=== The request ===
Go through the listing and copy each line with the string "Over".

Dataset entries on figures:

— start —

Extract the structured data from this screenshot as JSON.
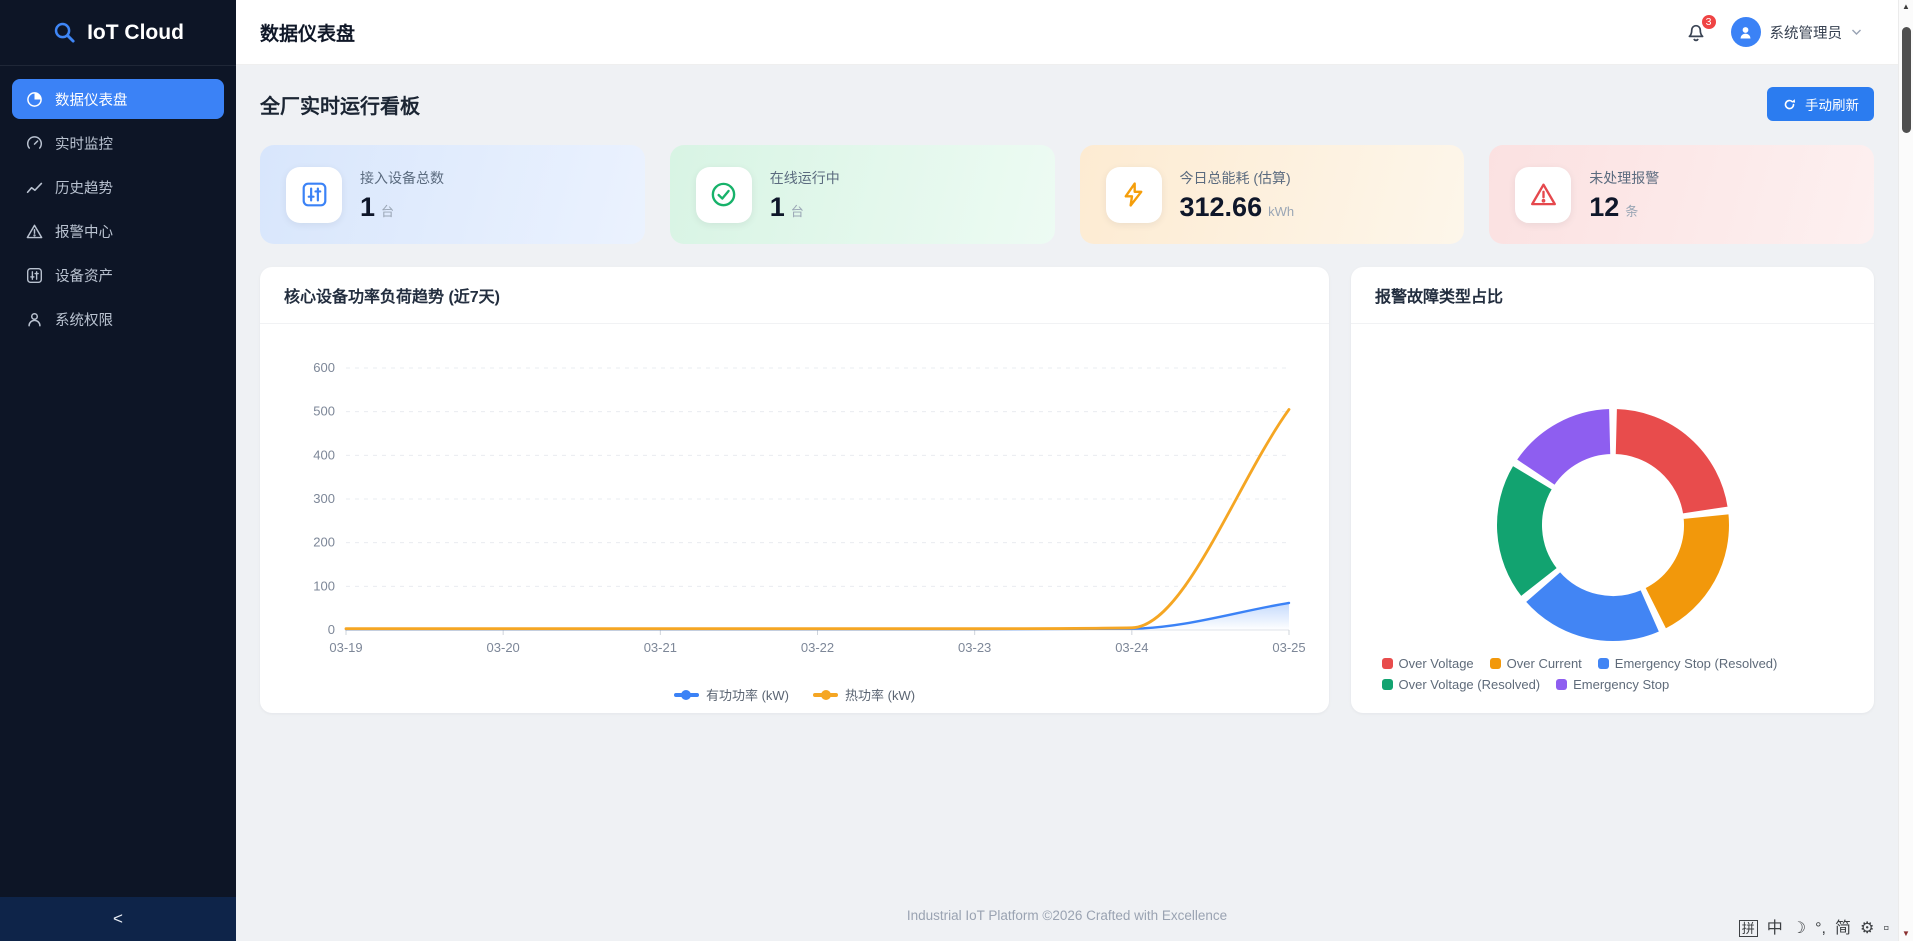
{
  "app": {
    "logo_text": "IoT Cloud"
  },
  "sidebar": {
    "items": [
      {
        "id": "dashboard",
        "label": "数据仪表盘",
        "icon": "pie-chart-icon",
        "active": true
      },
      {
        "id": "monitor",
        "label": "实时监控",
        "icon": "gauge-icon",
        "active": false
      },
      {
        "id": "history",
        "label": "历史趋势",
        "icon": "trend-icon",
        "active": false
      },
      {
        "id": "alarm",
        "label": "报警中心",
        "icon": "warning-triangle-icon",
        "active": false
      },
      {
        "id": "assets",
        "label": "设备资产",
        "icon": "sliders-icon",
        "active": false
      },
      {
        "id": "permission",
        "label": "系统权限",
        "icon": "user-icon",
        "active": false
      }
    ],
    "collapse_label": "<"
  },
  "header": {
    "title": "数据仪表盘",
    "notification_count": "3",
    "user_name": "系统管理员"
  },
  "dashboard": {
    "section_title": "全厂实时运行看板",
    "refresh_label": "手动刷新",
    "stats": [
      {
        "label": "接入设备总数",
        "value": "1",
        "unit": "台",
        "icon": "sliders-icon",
        "color": "#3b82f6",
        "bg": "linear-gradient(105deg,#d8e6fc,#ebf2fe)"
      },
      {
        "label": "在线运行中",
        "value": "1",
        "unit": "台",
        "icon": "check-circle-icon",
        "color": "#17b26a",
        "bg": "linear-gradient(105deg,#d8f4e4,#edfbf3)"
      },
      {
        "label": "今日总能耗 (估算)",
        "value": "312.66",
        "unit": "kWh",
        "icon": "bolt-icon",
        "color": "#f59e0b",
        "bg": "linear-gradient(105deg,#fdebd2,#fdf6ea)"
      },
      {
        "label": "未处理报警",
        "value": "12",
        "unit": "条",
        "icon": "warning-triangle-icon",
        "color": "#e5484d",
        "bg": "linear-gradient(105deg,#fbe1e1,#fdf0f0)"
      }
    ]
  },
  "chart_data": [
    {
      "type": "line",
      "title": "核心设备功率负荷趋势 (近7天)",
      "categories": [
        "03-19",
        "03-20",
        "03-21",
        "03-22",
        "03-23",
        "03-24",
        "03-25"
      ],
      "series": [
        {
          "name": "有功功率 (kW)",
          "color": "#3b82f6",
          "values": [
            2,
            2,
            2,
            2,
            2,
            3,
            62
          ],
          "area": true
        },
        {
          "name": "热功率 (kW)",
          "color": "#f5a623",
          "values": [
            3,
            3,
            3,
            3,
            3,
            5,
            505
          ],
          "area": false
        }
      ],
      "xlabel": "",
      "ylabel": "",
      "ylim": [
        0,
        600
      ],
      "ytick_step": 100,
      "grid": "dashed",
      "smooth": true,
      "legend_position": "bottom"
    },
    {
      "type": "pie",
      "title": "报警故障类型占比",
      "donut": true,
      "labels": [
        "Over Voltage",
        "Over Current",
        "Emergency Stop (Resolved)",
        "Over Voltage (Resolved)",
        "Emergency Stop"
      ],
      "values": [
        23,
        20,
        21,
        20,
        16
      ],
      "colors": [
        "#e84c4c",
        "#f2980b",
        "#4285f4",
        "#12a370",
        "#8e5ef0"
      ],
      "legend_position": "bottom"
    }
  ],
  "footer": {
    "text": "Industrial IoT Platform ©2026 Crafted with Excellence"
  },
  "ime_bar": {
    "items": [
      {
        "name": "ime-pinyin-icon",
        "glyph": "拼",
        "boxed": true
      },
      {
        "name": "ime-chinese-icon",
        "glyph": "中"
      },
      {
        "name": "ime-halfwidth-icon",
        "glyph": "☽"
      },
      {
        "name": "ime-punctuation-icon",
        "glyph": "°,"
      },
      {
        "name": "ime-simplified-icon",
        "glyph": "简"
      },
      {
        "name": "ime-settings-icon",
        "glyph": "⚙"
      },
      {
        "name": "ime-keyboard-icon",
        "glyph": "▫"
      }
    ]
  },
  "scrollbar": {
    "up": "▲",
    "down": "▼"
  },
  "colors": {
    "accent": "#3b82f6",
    "badge": "#ef4444",
    "refresh_button": "#2b7cf0"
  }
}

— end —

=== Solution to this problem ===
        "Over Voltage",
        "Over Current",
        "Over Voltage (Resolved)",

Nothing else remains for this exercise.